[Stored dataset items]
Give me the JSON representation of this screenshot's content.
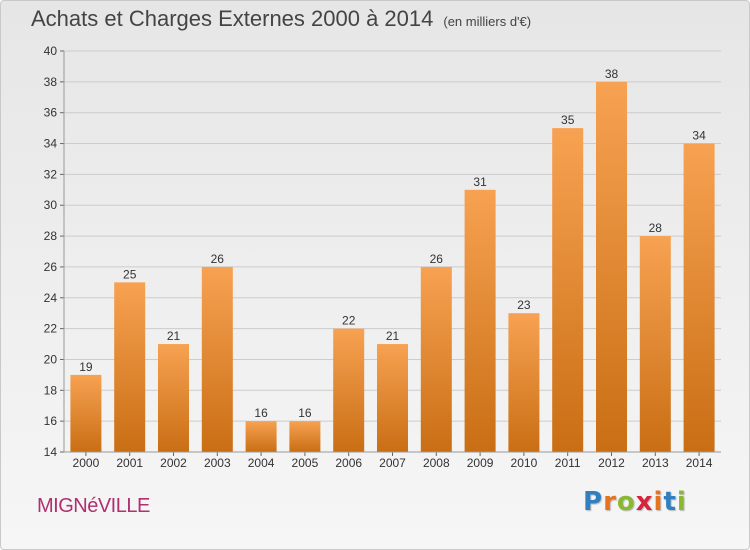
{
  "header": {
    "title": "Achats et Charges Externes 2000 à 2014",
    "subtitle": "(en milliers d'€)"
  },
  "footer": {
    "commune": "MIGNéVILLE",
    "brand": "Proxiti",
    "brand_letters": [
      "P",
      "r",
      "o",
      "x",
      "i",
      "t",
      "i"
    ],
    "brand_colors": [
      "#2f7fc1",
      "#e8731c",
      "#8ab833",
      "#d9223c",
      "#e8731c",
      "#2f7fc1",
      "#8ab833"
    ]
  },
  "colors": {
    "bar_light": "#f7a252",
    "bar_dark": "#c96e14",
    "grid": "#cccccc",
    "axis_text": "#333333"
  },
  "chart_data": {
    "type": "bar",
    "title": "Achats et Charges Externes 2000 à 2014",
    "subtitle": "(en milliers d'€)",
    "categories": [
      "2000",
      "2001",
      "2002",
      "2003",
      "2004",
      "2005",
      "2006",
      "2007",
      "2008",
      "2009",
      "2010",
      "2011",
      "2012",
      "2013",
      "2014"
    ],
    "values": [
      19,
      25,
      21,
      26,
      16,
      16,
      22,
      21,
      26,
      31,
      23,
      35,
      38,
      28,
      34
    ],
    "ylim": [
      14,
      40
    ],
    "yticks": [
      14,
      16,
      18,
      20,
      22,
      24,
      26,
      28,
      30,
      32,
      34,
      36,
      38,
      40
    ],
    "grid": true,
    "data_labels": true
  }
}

---

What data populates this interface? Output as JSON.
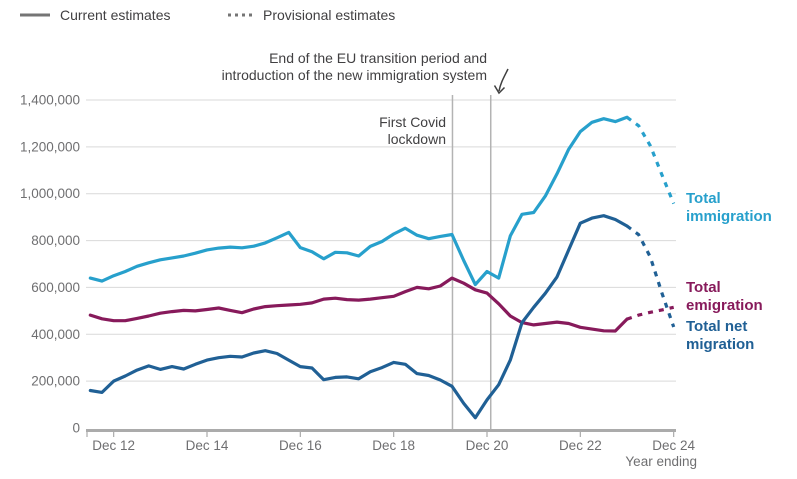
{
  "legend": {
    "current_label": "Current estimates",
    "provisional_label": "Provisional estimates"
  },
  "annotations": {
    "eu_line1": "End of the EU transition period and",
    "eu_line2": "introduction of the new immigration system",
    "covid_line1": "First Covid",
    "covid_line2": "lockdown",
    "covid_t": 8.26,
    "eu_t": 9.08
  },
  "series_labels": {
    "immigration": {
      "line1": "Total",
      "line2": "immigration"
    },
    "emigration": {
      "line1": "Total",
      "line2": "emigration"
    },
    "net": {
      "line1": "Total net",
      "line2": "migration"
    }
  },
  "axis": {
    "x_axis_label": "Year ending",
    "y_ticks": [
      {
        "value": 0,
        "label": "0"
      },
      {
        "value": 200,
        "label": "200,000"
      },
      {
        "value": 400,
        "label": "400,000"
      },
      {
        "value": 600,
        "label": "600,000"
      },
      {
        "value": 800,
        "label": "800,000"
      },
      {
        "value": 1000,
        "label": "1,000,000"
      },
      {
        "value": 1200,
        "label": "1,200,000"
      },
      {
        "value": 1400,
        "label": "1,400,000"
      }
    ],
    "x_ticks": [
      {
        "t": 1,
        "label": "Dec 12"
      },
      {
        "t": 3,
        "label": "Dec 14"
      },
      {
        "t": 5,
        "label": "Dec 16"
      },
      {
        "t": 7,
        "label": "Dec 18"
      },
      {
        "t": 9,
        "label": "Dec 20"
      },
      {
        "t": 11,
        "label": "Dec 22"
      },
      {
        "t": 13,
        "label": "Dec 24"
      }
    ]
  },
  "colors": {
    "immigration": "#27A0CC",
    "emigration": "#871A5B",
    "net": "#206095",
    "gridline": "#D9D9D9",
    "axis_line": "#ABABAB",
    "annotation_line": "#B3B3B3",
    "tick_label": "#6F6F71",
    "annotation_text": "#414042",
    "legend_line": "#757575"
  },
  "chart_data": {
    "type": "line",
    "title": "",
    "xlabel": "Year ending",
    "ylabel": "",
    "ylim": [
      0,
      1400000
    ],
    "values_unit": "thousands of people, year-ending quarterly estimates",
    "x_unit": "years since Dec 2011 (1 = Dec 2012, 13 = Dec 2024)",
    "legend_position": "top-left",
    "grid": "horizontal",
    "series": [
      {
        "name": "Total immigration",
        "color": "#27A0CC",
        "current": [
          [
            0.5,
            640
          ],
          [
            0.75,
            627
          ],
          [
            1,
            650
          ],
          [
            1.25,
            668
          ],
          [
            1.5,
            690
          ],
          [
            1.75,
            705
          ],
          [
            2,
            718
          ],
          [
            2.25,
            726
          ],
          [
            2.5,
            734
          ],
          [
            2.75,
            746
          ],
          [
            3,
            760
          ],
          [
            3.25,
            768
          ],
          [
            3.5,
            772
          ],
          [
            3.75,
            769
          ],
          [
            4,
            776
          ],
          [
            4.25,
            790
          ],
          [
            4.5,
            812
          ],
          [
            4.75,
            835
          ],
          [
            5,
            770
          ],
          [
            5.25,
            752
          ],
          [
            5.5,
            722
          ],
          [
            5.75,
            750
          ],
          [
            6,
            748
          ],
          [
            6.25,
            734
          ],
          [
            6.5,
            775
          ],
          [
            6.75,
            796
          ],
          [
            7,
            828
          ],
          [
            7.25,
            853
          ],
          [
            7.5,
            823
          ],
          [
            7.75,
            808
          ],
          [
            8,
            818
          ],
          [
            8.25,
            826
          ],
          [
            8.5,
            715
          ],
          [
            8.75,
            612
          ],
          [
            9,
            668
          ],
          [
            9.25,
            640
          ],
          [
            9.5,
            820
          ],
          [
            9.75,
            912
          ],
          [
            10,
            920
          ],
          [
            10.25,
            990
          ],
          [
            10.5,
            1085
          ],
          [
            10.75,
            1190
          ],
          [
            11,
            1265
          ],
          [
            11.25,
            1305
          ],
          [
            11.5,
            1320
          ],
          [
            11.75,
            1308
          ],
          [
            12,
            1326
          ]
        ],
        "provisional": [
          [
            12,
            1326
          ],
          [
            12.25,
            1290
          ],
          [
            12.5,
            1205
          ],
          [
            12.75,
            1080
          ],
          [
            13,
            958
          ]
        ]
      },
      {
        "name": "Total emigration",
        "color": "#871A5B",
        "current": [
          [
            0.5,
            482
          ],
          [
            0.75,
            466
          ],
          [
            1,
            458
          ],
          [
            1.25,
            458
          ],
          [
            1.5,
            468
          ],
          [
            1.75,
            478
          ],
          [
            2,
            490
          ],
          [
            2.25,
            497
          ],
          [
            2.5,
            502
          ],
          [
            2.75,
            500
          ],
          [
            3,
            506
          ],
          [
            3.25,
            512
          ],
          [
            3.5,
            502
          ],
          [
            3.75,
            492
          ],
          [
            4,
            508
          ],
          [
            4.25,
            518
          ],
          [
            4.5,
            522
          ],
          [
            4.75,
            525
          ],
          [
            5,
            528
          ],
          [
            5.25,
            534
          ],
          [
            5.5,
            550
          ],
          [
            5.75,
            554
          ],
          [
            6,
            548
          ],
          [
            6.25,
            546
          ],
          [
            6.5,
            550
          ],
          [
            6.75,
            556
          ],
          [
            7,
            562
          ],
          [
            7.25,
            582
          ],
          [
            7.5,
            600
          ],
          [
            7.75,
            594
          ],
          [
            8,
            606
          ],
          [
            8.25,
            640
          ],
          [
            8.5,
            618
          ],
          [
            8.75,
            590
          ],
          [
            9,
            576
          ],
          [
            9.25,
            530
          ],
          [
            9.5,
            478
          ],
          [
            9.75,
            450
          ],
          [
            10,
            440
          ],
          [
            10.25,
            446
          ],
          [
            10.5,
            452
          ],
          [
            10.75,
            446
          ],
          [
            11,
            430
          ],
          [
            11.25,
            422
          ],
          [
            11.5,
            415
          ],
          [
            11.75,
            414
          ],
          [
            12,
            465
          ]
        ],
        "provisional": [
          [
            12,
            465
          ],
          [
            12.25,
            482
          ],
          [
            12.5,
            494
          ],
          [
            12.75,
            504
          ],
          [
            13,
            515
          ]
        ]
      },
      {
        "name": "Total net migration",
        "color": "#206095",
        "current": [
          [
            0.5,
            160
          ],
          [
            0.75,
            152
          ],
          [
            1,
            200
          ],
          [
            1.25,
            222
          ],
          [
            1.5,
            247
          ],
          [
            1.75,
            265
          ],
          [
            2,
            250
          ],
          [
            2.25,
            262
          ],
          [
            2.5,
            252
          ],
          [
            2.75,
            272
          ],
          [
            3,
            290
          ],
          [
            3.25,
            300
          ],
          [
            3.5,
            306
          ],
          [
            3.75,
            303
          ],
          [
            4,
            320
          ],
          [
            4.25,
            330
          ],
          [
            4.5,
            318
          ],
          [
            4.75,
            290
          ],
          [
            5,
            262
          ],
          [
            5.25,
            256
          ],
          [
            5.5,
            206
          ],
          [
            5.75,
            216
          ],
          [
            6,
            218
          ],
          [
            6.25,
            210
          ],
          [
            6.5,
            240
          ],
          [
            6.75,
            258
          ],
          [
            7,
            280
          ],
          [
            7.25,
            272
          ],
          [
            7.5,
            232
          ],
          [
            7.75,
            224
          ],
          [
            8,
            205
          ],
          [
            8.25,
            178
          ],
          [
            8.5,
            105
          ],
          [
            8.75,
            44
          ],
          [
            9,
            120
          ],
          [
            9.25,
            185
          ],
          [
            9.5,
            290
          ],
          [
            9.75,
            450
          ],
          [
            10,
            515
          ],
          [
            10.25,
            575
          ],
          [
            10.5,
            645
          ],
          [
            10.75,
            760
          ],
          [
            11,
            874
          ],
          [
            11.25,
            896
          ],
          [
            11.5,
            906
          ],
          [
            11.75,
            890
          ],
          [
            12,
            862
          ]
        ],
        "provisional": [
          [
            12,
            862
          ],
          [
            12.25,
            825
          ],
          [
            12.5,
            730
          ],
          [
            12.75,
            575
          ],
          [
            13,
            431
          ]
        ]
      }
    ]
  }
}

• [Work instructions]:
Extract every line that has the string "estimates" in it.

• [Output for this exercise]:
    "current_label": "Current estimates",
    "provisional_label": "Provisional estimates"
    "values_unit": "thousands of people, year-ending quarterly estimates",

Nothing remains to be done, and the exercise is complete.